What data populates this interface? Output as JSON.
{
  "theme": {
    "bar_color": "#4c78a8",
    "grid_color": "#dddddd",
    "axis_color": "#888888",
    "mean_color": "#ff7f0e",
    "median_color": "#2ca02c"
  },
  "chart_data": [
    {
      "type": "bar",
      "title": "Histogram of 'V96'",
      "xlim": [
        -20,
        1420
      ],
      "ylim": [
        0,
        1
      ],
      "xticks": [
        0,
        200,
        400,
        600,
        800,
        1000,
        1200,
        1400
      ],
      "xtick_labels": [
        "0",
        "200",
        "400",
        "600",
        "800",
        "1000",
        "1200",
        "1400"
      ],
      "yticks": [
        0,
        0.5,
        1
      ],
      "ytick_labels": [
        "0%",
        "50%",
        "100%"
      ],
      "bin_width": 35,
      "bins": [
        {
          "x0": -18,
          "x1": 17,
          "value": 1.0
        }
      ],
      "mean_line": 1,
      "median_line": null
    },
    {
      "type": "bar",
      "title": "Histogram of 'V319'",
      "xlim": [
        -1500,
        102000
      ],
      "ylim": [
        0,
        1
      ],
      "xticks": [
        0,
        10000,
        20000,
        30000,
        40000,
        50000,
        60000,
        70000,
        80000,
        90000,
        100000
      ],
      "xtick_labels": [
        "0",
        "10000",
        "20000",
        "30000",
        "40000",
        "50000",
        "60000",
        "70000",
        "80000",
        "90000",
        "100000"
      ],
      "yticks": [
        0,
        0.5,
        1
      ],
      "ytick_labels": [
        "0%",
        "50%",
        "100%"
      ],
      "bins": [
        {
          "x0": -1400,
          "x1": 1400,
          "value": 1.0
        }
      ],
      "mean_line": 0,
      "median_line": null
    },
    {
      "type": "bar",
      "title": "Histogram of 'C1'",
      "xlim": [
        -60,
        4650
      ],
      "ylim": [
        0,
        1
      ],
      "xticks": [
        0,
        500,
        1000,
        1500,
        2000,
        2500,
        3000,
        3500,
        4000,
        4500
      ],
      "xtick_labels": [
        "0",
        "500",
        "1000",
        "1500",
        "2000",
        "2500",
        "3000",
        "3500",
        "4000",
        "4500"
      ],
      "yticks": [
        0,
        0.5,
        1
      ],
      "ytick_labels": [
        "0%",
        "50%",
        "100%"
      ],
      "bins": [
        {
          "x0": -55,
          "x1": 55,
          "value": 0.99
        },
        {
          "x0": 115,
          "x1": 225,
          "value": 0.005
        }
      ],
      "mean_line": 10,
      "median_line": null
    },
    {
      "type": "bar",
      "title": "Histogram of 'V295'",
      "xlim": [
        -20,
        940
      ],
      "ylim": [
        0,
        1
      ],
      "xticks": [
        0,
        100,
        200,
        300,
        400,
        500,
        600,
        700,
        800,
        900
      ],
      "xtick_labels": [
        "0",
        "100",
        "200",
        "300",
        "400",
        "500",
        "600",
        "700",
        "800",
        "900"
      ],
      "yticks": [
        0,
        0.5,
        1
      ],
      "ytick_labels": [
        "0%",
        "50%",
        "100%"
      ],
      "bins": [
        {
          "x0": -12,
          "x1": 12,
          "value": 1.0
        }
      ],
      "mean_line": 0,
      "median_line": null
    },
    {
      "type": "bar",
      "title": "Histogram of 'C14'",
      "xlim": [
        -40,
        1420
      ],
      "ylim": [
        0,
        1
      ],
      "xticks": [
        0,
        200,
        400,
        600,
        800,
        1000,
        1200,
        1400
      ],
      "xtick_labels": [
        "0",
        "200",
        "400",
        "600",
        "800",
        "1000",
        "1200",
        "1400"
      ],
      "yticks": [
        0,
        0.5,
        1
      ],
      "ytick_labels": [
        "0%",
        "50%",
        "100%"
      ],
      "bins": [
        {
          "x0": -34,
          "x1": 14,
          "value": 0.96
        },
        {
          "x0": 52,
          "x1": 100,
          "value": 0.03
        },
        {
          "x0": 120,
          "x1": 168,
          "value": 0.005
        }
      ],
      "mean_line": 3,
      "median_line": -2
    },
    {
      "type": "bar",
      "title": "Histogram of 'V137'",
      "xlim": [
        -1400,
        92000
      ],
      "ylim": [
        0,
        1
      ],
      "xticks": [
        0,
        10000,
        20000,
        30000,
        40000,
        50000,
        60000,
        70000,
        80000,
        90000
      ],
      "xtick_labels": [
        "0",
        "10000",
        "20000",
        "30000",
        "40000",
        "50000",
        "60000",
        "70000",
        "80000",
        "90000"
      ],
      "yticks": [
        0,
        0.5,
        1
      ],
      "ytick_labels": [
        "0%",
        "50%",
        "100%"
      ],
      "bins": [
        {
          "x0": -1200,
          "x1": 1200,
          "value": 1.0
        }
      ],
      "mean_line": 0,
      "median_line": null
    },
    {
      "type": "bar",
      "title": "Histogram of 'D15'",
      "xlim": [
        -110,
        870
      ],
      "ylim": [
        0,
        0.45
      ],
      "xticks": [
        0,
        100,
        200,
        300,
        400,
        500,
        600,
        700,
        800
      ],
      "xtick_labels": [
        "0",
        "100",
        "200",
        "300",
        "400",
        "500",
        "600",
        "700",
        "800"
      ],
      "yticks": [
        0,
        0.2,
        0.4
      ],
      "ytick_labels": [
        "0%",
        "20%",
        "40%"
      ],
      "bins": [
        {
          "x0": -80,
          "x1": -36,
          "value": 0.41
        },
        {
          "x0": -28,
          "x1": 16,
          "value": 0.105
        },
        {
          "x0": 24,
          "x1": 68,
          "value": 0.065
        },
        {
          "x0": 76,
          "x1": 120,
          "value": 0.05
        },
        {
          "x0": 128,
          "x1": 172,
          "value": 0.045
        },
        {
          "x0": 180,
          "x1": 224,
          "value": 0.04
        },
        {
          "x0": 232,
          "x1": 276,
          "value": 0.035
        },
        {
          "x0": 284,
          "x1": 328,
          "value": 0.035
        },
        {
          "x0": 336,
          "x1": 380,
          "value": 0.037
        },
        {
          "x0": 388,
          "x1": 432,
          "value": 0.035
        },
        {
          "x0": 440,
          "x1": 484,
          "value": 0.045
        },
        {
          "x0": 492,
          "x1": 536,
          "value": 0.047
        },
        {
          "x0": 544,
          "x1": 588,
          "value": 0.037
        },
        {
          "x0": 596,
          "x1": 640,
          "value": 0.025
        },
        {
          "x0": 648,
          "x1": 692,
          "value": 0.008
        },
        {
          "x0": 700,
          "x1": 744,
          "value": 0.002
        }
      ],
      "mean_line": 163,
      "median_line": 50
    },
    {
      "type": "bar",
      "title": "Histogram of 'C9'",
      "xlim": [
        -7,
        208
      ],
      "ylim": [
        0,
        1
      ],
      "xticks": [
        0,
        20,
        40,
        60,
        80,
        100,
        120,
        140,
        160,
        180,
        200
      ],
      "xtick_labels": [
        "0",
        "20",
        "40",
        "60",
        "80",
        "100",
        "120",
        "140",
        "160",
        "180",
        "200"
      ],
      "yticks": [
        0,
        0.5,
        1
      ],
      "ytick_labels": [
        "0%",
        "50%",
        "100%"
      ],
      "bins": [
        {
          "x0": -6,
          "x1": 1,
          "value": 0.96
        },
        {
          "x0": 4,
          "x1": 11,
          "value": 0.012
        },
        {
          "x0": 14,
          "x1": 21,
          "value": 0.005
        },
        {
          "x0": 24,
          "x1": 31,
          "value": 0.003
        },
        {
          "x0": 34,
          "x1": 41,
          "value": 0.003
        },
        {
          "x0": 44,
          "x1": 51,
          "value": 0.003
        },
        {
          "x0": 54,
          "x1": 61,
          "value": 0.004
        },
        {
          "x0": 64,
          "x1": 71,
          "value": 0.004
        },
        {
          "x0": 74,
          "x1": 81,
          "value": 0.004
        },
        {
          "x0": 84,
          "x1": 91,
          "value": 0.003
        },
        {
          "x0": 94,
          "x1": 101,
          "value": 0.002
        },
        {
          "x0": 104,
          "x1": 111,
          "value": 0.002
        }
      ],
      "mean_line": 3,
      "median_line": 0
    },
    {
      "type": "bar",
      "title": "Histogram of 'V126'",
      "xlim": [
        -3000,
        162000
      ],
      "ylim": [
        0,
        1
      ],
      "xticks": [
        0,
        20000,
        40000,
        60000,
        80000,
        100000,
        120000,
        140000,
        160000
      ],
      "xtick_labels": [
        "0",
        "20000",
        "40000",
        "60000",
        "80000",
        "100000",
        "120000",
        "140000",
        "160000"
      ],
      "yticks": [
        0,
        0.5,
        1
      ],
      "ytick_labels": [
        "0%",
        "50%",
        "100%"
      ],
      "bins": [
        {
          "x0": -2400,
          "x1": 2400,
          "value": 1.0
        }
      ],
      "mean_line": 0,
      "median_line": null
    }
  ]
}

__What needs to be done__: Figure out how many lines above include the string "Histogram", then report that number and nothing else.

__The response__: 9